■ What you have to do
Retype the records below exactly as they appear, but leave out any pictures.

[Data records]
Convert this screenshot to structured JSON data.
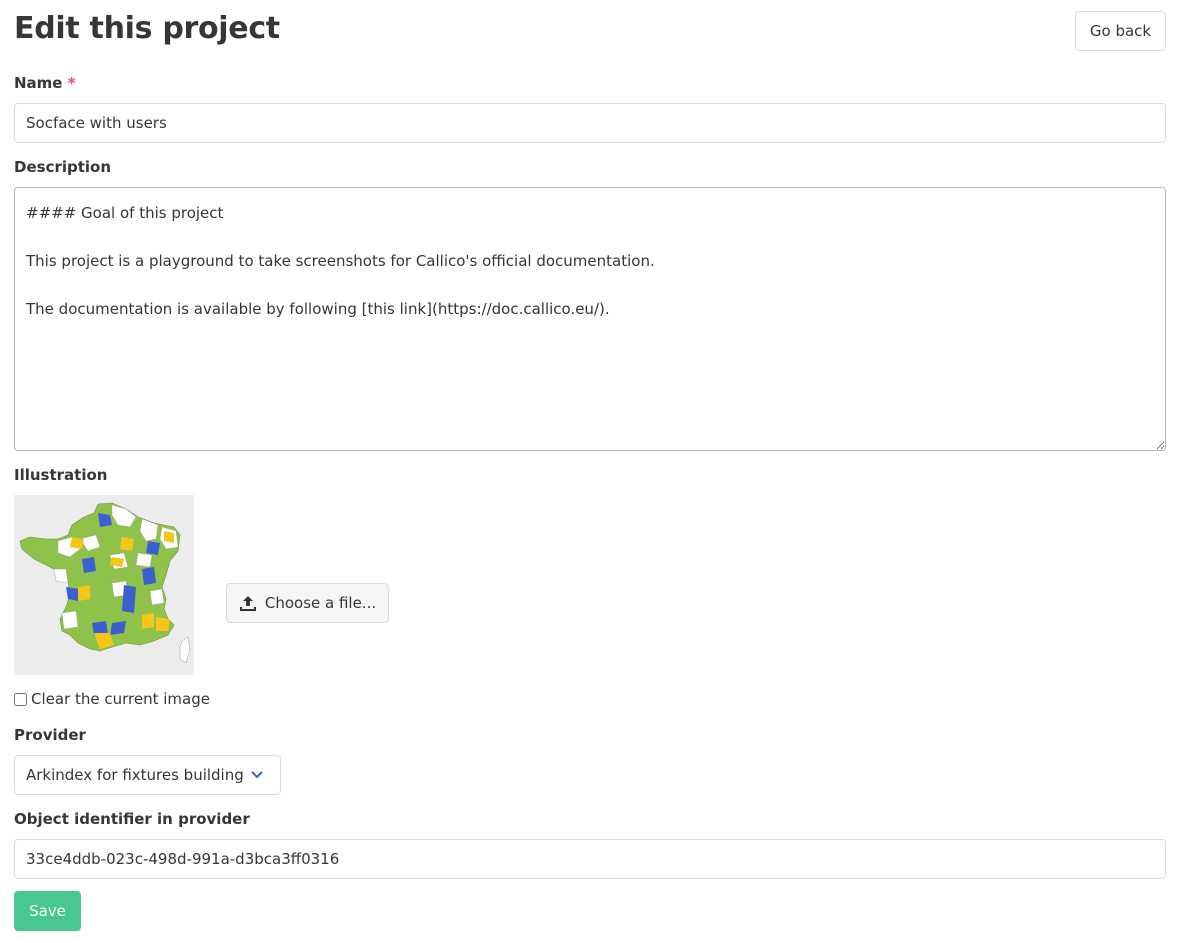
{
  "page": {
    "title": "Edit this project",
    "back_label": "Go back"
  },
  "form": {
    "name_label": "Name",
    "name_required_mark": "*",
    "name_value": "Socface with users",
    "description_label": "Description",
    "description_value": "#### Goal of this project\n\nThis project is a playground to take screenshots for Callico's official documentation.\n\nThe documentation is available by following [this link](https://doc.callico.eu/).",
    "illustration_label": "Illustration",
    "illustration_icon": "france-map-image",
    "choose_file_label": "Choose a file...",
    "upload_icon": "upload-icon",
    "clear_image_label": "Clear the current image",
    "provider_label": "Provider",
    "provider_selected": "Arkindex for fixtures building",
    "object_id_label": "Object identifier in provider",
    "object_id_value": "33ce4ddb-023c-498d-991a-d3bca3ff0316",
    "save_label": "Save"
  },
  "colors": {
    "primary_success": "#48c78e",
    "required_mark": "#f14668",
    "map_green": "#8fc24a",
    "map_blue": "#3b5fd0",
    "map_yellow": "#f5c518",
    "chevron": "#3e5cc7"
  }
}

■ Result of the exercise
Convert this screenshot to structured JSON data.
{
  "page": {
    "title": "Edit this project",
    "back_label": "Go back"
  },
  "form": {
    "name_label": "Name",
    "name_required_mark": "*",
    "name_value": "Socface with users",
    "description_label": "Description",
    "description_value": "#### Goal of this project\n\nThis project is a playground to take screenshots for Callico's official documentation.\n\nThe documentation is available by following [this link](https://doc.callico.eu/).",
    "illustration_label": "Illustration",
    "illustration_icon": "france-map-image",
    "choose_file_label": "Choose a file...",
    "upload_icon": "upload-icon",
    "clear_image_label": "Clear the current image",
    "provider_label": "Provider",
    "provider_selected": "Arkindex for fixtures building",
    "object_id_label": "Object identifier in provider",
    "object_id_value": "33ce4ddb-023c-498d-991a-d3bca3ff0316",
    "save_label": "Save"
  },
  "colors": {
    "primary_success": "#48c78e",
    "required_mark": "#f14668",
    "map_green": "#8fc24a",
    "map_blue": "#3b5fd0",
    "map_yellow": "#f5c518",
    "chevron": "#3e5cc7"
  }
}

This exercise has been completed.